== Direction ==
Scan the lines below for "Static"; report the number of lines that contain it, and only that.

..........

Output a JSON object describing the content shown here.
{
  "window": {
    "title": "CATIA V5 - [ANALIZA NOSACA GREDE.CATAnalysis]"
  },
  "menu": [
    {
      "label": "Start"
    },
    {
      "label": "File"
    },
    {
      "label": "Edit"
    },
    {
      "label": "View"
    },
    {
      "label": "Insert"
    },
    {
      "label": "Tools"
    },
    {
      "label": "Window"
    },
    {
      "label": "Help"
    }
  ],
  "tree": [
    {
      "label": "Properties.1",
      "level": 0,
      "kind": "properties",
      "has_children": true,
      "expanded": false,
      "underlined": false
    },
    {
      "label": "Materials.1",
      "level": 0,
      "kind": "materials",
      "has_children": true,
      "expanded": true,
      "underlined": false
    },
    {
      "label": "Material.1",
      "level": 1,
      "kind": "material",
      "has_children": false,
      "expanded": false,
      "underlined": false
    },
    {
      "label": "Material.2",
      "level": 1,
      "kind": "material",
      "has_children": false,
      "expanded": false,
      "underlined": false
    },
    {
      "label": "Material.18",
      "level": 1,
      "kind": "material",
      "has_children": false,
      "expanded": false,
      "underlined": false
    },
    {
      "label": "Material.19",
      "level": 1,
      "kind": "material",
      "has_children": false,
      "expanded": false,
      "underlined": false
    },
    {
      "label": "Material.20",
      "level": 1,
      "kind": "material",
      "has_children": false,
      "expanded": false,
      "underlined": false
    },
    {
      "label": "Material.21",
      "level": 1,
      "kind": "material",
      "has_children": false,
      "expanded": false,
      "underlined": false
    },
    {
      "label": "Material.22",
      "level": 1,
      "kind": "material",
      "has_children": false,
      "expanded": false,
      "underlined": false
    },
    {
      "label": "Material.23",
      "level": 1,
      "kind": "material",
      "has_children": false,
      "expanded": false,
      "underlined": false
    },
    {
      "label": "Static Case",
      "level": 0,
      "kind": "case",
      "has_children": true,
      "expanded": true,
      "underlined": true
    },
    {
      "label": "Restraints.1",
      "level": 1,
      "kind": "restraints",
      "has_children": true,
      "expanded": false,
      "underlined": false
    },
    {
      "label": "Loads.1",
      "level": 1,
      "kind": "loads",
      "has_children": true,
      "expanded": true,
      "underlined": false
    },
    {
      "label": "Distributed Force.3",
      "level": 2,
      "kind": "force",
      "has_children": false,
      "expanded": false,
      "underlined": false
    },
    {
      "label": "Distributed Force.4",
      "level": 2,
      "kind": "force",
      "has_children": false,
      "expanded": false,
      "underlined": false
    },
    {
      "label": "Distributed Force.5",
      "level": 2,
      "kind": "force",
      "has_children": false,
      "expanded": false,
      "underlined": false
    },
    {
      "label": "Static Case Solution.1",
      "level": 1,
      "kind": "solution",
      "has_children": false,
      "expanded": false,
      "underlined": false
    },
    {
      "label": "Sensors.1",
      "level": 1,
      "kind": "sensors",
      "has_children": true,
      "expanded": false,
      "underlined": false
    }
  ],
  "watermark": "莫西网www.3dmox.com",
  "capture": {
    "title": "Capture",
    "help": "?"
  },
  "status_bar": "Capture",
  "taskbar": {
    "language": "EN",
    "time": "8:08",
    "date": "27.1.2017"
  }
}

..........

== Exercise answer ==
2